Problem to solve -> Reproduce each line of the material precisely.

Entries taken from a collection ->
^^^^^^^^^^^^^^^^
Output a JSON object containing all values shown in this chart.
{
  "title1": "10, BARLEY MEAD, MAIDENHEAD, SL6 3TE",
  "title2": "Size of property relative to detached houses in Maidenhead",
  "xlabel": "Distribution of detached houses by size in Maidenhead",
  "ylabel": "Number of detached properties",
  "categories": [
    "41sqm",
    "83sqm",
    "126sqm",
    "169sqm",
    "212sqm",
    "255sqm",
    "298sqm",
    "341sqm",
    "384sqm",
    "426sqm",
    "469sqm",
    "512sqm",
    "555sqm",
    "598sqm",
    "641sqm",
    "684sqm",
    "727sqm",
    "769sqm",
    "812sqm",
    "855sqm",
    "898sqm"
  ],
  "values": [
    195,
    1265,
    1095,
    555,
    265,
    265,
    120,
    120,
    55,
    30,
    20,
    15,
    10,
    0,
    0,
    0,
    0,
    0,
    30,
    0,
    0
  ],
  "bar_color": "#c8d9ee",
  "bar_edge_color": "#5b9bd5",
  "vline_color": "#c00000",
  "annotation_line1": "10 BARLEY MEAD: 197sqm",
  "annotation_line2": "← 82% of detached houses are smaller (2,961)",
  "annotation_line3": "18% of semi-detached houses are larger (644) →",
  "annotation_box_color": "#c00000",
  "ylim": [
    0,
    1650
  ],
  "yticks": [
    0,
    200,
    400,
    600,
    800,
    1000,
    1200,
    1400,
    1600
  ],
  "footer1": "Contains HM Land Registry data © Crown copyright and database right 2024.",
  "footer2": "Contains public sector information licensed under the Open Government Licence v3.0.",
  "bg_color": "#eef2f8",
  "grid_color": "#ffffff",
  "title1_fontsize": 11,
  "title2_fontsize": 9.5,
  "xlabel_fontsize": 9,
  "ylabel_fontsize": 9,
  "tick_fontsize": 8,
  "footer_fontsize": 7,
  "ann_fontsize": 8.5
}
^^^^^^^^^^^^^^^^
Result for this exercise ->
Output a JSON object containing all values shown in this chart.
{
  "title1": "10, BARLEY MEAD, MAIDENHEAD, SL6 3TE",
  "title2": "Size of property relative to detached houses in Maidenhead",
  "xlabel": "Distribution of detached houses by size in Maidenhead",
  "ylabel": "Number of detached properties",
  "categories": [
    "41sqm",
    "83sqm",
    "126sqm",
    "169sqm",
    "212sqm",
    "255sqm",
    "298sqm",
    "341sqm",
    "384sqm",
    "426sqm",
    "469sqm",
    "512sqm",
    "555sqm",
    "598sqm",
    "641sqm",
    "684sqm",
    "727sqm",
    "769sqm",
    "812sqm",
    "855sqm",
    "898sqm"
  ],
  "values": [
    195,
    1265,
    1095,
    555,
    265,
    265,
    120,
    120,
    55,
    30,
    20,
    15,
    10,
    0,
    0,
    0,
    0,
    0,
    30,
    0,
    0
  ],
  "bar_color": "#c8d9ee",
  "bar_edge_color": "#5b9bd5",
  "vline_color": "#c00000",
  "annotation_line1": "10 BARLEY MEAD: 197sqm",
  "annotation_line2": "← 82% of detached houses are smaller (2,961)",
  "annotation_line3": "18% of semi-detached houses are larger (644) →",
  "annotation_box_color": "#c00000",
  "ylim": [
    0,
    1650
  ],
  "yticks": [
    0,
    200,
    400,
    600,
    800,
    1000,
    1200,
    1400,
    1600
  ],
  "footer1": "Contains HM Land Registry data © Crown copyright and database right 2024.",
  "footer2": "Contains public sector information licensed under the Open Government Licence v3.0.",
  "bg_color": "#eef2f8",
  "grid_color": "#ffffff",
  "title1_fontsize": 11,
  "title2_fontsize": 9.5,
  "xlabel_fontsize": 9,
  "ylabel_fontsize": 9,
  "tick_fontsize": 8,
  "footer_fontsize": 7,
  "ann_fontsize": 8.5
}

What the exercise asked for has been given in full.